Rows from a dataset –
++++

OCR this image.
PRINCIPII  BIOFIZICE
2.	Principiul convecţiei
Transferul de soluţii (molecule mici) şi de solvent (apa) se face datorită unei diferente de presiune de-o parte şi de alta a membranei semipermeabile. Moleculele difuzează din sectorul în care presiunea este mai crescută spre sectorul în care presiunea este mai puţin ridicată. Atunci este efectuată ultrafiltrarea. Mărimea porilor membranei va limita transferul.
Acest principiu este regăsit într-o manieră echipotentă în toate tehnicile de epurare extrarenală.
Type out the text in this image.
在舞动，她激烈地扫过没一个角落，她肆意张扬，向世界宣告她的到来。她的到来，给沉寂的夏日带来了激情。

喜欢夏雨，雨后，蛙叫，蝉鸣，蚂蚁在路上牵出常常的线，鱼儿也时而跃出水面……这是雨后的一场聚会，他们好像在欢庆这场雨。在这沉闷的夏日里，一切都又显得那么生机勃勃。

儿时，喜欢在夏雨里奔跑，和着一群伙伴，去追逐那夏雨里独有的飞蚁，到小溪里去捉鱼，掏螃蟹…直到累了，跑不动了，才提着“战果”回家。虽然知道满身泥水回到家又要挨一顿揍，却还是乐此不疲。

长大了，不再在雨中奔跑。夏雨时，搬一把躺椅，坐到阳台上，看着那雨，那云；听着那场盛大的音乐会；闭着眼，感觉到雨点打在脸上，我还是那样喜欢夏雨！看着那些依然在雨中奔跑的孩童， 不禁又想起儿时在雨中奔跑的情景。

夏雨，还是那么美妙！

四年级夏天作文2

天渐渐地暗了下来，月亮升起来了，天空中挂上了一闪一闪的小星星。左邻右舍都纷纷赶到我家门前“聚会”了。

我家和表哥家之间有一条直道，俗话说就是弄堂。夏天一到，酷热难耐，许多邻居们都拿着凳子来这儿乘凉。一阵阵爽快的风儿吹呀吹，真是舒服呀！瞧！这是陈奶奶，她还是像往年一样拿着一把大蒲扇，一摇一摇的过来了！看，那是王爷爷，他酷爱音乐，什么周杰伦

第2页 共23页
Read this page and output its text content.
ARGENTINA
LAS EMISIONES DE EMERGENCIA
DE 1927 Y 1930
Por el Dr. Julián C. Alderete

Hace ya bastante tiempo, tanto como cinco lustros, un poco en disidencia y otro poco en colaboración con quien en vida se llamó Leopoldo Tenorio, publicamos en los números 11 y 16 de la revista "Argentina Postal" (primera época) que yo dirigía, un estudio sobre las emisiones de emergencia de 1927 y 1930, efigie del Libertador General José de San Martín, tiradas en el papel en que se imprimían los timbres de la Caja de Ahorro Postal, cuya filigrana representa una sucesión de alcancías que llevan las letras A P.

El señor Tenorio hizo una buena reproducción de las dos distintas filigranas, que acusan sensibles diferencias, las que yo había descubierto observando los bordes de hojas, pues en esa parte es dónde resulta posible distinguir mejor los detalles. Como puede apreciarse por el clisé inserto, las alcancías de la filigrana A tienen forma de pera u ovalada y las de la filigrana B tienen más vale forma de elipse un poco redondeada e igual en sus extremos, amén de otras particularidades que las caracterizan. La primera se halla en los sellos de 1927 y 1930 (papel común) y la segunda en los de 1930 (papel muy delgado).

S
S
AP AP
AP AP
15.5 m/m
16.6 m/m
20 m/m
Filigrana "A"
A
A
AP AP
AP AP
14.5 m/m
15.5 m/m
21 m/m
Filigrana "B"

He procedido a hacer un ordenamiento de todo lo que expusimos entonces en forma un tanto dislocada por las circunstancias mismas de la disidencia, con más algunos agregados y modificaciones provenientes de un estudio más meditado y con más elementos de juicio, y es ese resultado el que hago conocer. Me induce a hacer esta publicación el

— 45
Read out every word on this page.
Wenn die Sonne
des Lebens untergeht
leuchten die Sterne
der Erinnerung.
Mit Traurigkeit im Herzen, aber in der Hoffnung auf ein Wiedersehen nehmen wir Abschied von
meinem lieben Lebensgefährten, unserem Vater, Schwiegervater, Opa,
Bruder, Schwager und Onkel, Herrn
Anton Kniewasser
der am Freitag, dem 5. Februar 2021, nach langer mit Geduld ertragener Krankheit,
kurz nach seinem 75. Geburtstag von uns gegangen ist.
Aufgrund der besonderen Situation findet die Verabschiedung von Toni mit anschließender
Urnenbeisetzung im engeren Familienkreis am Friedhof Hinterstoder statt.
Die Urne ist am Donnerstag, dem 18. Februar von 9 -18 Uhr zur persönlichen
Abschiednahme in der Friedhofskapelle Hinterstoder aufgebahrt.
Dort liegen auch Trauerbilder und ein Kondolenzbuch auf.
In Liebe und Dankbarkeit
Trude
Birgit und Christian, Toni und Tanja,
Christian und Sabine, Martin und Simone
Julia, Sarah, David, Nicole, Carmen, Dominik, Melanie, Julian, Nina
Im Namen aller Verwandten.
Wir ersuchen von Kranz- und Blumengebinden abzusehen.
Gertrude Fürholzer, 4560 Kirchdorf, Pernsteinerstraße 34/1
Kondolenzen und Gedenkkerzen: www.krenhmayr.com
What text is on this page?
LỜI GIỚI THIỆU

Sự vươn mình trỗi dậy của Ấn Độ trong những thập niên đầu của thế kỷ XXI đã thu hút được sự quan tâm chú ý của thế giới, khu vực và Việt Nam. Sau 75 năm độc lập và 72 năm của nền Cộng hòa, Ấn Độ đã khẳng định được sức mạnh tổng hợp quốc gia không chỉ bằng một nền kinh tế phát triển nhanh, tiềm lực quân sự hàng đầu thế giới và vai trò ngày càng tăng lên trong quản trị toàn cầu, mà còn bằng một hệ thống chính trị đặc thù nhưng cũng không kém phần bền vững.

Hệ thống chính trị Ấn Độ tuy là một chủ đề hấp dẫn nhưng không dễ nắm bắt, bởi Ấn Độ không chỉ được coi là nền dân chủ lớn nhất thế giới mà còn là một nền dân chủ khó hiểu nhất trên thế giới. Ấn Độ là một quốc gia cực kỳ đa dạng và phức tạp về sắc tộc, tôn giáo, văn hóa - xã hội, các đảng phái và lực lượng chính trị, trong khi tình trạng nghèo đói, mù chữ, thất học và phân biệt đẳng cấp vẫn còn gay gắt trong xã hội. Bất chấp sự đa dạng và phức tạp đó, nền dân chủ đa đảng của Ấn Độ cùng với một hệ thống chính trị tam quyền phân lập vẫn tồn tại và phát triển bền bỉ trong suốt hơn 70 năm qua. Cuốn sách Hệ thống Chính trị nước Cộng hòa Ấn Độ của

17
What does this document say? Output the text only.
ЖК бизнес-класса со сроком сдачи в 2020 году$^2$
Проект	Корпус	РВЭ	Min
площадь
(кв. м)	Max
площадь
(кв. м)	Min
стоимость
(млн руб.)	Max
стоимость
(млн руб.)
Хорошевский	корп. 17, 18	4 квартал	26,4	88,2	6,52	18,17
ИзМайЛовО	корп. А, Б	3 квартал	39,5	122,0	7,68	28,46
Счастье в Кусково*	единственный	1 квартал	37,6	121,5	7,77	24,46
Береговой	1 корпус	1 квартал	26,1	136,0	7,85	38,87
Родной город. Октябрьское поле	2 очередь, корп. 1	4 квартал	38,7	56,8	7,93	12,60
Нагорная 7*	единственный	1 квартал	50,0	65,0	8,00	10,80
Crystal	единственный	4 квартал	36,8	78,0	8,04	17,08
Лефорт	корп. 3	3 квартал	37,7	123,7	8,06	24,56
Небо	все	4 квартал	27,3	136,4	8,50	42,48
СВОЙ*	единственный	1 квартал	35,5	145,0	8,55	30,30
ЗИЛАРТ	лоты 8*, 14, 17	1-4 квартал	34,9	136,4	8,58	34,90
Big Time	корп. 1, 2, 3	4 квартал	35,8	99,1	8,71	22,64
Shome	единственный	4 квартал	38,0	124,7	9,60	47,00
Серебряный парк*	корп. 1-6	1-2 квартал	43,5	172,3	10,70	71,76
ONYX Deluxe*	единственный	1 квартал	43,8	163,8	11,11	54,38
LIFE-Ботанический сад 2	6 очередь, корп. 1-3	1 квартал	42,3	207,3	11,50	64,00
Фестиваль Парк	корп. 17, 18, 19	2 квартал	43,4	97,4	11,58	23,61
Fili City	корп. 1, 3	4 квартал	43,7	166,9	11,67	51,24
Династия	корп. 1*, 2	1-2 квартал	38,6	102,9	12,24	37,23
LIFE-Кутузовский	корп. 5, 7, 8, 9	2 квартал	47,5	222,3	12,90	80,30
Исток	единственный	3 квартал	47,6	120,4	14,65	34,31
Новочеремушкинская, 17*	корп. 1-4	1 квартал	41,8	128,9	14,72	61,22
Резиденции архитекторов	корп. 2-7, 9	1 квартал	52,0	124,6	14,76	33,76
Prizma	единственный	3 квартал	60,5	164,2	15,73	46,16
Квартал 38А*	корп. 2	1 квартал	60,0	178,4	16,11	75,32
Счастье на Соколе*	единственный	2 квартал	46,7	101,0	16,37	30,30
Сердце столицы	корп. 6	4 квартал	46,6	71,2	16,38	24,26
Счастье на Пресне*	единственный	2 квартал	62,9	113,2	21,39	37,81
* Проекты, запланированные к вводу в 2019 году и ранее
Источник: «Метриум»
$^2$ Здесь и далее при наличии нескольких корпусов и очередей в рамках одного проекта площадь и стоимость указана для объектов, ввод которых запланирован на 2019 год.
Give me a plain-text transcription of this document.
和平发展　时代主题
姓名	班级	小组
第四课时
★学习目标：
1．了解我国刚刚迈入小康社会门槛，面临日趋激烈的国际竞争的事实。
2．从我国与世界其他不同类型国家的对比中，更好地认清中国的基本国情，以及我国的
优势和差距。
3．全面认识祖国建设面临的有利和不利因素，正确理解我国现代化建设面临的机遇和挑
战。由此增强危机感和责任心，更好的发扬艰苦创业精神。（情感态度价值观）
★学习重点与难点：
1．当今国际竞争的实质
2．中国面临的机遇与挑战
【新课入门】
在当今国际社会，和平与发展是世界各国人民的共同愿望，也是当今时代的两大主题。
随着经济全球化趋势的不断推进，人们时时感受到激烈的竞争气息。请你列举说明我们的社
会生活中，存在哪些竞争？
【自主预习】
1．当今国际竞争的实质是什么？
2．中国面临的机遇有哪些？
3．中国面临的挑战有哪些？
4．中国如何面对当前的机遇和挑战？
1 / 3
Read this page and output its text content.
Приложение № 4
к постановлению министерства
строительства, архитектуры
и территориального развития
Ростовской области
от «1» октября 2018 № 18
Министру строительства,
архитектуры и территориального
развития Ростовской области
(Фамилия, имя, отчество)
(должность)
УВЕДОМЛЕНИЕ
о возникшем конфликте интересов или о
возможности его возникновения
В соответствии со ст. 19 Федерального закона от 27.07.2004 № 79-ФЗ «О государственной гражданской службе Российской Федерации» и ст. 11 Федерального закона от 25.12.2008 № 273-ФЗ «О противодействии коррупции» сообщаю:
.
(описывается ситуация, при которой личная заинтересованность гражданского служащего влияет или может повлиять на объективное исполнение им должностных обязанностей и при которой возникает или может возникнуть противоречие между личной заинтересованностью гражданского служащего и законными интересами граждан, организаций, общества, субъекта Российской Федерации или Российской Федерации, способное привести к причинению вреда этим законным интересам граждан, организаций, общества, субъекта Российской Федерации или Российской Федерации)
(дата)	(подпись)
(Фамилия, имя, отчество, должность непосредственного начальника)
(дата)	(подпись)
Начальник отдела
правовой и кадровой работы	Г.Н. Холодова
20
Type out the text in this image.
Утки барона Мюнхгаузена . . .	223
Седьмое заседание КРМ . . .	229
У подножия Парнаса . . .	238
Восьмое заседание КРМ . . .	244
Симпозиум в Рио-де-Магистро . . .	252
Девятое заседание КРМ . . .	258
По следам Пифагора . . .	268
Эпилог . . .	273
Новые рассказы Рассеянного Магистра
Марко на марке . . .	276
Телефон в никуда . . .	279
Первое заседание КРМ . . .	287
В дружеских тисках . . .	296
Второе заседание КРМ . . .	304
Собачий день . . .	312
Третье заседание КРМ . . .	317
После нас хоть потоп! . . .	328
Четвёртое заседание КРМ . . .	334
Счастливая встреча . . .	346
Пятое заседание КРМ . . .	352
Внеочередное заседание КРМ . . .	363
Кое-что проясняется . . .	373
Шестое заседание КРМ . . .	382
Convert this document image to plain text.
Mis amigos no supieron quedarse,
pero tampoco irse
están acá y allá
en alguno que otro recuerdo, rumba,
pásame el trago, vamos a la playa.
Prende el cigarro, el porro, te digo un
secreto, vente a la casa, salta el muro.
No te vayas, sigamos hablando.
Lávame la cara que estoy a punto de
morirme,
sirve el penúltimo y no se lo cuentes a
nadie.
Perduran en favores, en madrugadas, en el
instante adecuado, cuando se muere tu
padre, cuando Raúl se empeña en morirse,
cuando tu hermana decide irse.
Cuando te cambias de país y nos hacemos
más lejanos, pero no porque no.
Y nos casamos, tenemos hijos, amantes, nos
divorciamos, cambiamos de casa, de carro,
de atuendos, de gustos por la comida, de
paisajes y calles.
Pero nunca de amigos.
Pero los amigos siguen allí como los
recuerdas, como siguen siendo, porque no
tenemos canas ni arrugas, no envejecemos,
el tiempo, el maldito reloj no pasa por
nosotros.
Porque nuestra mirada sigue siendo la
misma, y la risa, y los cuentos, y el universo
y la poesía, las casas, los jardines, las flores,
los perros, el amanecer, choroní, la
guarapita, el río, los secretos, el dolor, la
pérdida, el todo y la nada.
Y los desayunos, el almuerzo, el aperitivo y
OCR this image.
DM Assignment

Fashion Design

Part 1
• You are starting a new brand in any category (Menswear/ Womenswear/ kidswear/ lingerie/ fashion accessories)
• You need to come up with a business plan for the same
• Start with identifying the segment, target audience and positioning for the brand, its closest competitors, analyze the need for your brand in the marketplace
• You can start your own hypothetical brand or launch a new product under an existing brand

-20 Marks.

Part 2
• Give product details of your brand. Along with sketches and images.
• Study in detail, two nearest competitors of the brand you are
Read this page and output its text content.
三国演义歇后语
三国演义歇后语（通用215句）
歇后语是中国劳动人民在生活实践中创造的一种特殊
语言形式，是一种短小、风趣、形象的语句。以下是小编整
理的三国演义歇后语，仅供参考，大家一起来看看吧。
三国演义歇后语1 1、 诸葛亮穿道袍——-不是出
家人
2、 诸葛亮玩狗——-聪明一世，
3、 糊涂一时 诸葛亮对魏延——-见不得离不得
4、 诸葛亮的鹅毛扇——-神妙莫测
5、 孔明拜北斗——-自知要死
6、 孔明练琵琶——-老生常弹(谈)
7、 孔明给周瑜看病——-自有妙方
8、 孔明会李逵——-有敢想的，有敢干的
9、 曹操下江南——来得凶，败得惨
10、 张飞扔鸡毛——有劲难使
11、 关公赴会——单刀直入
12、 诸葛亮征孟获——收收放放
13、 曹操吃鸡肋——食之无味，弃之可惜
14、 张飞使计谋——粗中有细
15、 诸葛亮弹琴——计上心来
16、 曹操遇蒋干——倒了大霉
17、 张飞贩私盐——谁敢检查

++++

Exercise directions – Each line containing "papel" counts once; state the total number of such lines and nothing else.

Solved problem – 2